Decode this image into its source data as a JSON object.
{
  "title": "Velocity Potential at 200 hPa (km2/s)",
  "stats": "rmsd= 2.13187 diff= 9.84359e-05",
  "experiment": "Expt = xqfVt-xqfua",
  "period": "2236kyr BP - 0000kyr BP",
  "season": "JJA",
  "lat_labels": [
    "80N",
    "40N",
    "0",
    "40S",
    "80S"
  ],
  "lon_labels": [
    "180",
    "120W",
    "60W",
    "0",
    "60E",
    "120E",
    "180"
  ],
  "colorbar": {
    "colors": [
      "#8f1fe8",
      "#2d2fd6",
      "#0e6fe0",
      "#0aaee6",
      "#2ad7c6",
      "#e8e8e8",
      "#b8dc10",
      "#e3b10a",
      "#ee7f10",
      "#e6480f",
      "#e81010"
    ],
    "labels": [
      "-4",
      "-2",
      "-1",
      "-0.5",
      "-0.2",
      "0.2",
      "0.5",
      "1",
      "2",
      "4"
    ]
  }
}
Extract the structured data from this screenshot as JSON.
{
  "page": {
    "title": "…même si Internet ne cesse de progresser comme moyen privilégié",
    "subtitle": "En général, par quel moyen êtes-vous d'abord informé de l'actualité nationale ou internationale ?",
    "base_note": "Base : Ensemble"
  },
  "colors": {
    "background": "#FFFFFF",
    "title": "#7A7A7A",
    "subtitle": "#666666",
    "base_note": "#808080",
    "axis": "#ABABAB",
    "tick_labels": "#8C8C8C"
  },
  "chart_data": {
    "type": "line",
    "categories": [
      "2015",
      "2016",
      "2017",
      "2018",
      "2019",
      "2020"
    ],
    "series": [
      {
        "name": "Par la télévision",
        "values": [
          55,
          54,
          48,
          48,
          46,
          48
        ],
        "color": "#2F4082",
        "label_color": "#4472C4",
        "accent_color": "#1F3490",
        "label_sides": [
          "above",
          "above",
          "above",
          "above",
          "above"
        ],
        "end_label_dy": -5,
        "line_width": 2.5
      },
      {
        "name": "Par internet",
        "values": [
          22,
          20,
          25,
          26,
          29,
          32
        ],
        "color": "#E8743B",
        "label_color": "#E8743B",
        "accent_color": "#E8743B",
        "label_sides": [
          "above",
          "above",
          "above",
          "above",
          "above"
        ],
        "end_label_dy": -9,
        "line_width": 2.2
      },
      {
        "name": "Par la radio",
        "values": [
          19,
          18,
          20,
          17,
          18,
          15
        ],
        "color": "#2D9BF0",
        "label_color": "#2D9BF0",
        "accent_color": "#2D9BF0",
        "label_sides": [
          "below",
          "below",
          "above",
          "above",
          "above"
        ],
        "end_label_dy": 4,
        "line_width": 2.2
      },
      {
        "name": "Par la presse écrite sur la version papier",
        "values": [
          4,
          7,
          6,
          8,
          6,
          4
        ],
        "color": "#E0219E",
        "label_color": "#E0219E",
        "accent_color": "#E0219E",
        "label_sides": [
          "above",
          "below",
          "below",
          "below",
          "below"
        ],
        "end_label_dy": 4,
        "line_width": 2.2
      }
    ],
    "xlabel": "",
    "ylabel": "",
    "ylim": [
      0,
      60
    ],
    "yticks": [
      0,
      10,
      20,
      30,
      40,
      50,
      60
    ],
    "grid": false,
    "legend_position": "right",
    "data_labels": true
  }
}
+ + + +
▶ [THE PROBLEM]:
Transcribe every entry verbatim.

▶ [EXERCISE ANSWER]:
Decode this image into its source data as a JSON object.
{
  "title": "Velocity Potential at 200 hPa (km2/s)",
  "stats": "rmsd= 2.13187 diff= 9.84359e-05",
  "experiment": "Expt = xqfVt-xqfua",
  "period": "2236kyr BP - 0000kyr BP",
  "season": "JJA",
  "lat_labels": [
    "80N",
    "40N",
    "0",
    "40S",
    "80S"
  ],
  "lon_labels": [
    "180",
    "120W",
    "60W",
    "0",
    "60E",
    "120E",
    "180"
  ],
  "colorbar": {
    "colors": [
      "#8f1fe8",
      "#2d2fd6",
      "#0e6fe0",
      "#0aaee6",
      "#2ad7c6",
      "#e8e8e8",
      "#b8dc10",
      "#e3b10a",
      "#ee7f10",
      "#e6480f",
      "#e81010"
    ],
    "labels": [
      "-4",
      "-2",
      "-1",
      "-0.5",
      "-0.2",
      "0.2",
      "0.5",
      "1",
      "2",
      "4"
    ]
  }
}
Extract the structured data from this screenshot as JSON.
{
  "page": {
    "title": "…même si Internet ne cesse de progresser comme moyen privilégié",
    "subtitle": "En général, par quel moyen êtes-vous d'abord informé de l'actualité nationale ou internationale ?",
    "base_note": "Base : Ensemble"
  },
  "colors": {
    "background": "#FFFFFF",
    "title": "#7A7A7A",
    "subtitle": "#666666",
    "base_note": "#808080",
    "axis": "#ABABAB",
    "tick_labels": "#8C8C8C"
  },
  "chart_data": {
    "type": "line",
    "categories": [
      "2015",
      "2016",
      "2017",
      "2018",
      "2019",
      "2020"
    ],
    "series": [
      {
        "name": "Par la télévision",
        "values": [
          55,
          54,
          48,
          48,
          46,
          48
        ],
        "color": "#2F4082",
        "label_color": "#4472C4",
        "accent_color": "#1F3490",
        "label_sides": [
          "above",
          "above",
          "above",
          "above",
          "above"
        ],
        "end_label_dy": -5,
        "line_width": 2.5
      },
      {
        "name": "Par internet",
        "values": [
          22,
          20,
          25,
          26,
          29,
          32
        ],
        "color": "#E8743B",
        "label_color": "#E8743B",
        "accent_color": "#E8743B",
        "label_sides": [
          "above",
          "above",
          "above",
          "above",
          "above"
        ],
        "end_label_dy": -9,
        "line_width": 2.2
      },
      {
        "name": "Par la radio",
        "values": [
          19,
          18,
          20,
          17,
          18,
          15
        ],
        "color": "#2D9BF0",
        "label_color": "#2D9BF0",
        "accent_color": "#2D9BF0",
        "label_sides": [
          "below",
          "below",
          "above",
          "above",
          "above"
        ],
        "end_label_dy": 4,
        "line_width": 2.2
      },
      {
        "name": "Par la presse écrite sur la version papier",
        "values": [
          4,
          7,
          6,
          8,
          6,
          4
        ],
        "color": "#E0219E",
        "label_color": "#E0219E",
        "accent_color": "#E0219E",
        "label_sides": [
          "above",
          "below",
          "below",
          "below",
          "below"
        ],
        "end_label_dy": 4,
        "line_width": 2.2
      }
    ],
    "xlabel": "",
    "ylabel": "",
    "ylim": [
      0,
      60
    ],
    "yticks": [
      0,
      10,
      20,
      30,
      40,
      50,
      60
    ],
    "grid": false,
    "legend_position": "right",
    "data_labels": true
  }
}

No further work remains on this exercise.